Exercise aim: Give every line of the data again, exactly.

Items listed in a dataset:
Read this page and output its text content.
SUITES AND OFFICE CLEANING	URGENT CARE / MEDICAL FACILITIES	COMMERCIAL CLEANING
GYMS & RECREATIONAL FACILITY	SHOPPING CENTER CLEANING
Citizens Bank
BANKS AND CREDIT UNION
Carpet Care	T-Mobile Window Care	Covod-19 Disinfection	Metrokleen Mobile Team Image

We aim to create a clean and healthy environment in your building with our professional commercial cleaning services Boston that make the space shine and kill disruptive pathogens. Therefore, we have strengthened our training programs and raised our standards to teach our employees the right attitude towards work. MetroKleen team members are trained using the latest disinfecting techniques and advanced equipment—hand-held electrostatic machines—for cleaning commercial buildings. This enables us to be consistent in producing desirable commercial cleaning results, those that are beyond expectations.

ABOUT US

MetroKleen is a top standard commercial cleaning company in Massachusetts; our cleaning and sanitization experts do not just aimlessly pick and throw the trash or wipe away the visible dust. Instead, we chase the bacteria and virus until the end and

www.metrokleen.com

Output:
Read this page and output its text content.
SUITES AND OFFICE CLEANING	URGENT CARE / MEDICAL FACILITIES	COMMERCIAL CLEANING
GYMS & RECREATIONAL FACILITY	SHOPPING CENTER CLEANING
Citizens Bank
BANKS AND CREDIT UNION
Carpet Care	T-Mobile Window Care	Covod-19 Disinfection	Metrokleen Mobile Team Image

We aim to create a clean and healthy environment in your building with our professional commercial cleaning services Boston that make the space shine and kill disruptive pathogens. Therefore, we have strengthened our training programs and raised our standards to teach our employees the right attitude towards work. MetroKleen team members are trained using the latest disinfecting techniques and advanced equipment—hand-held electrostatic machines—for cleaning commercial buildings. This enables us to be consistent in producing desirable commercial cleaning results, those that are beyond expectations.

ABOUT US

MetroKleen is a top standard commercial cleaning company in Massachusetts; our cleaning and sanitization experts do not just aimlessly pick and throw the trash or wipe away the visible dust. Instead, we chase the bacteria and virus until the end and

www.metrokleen.com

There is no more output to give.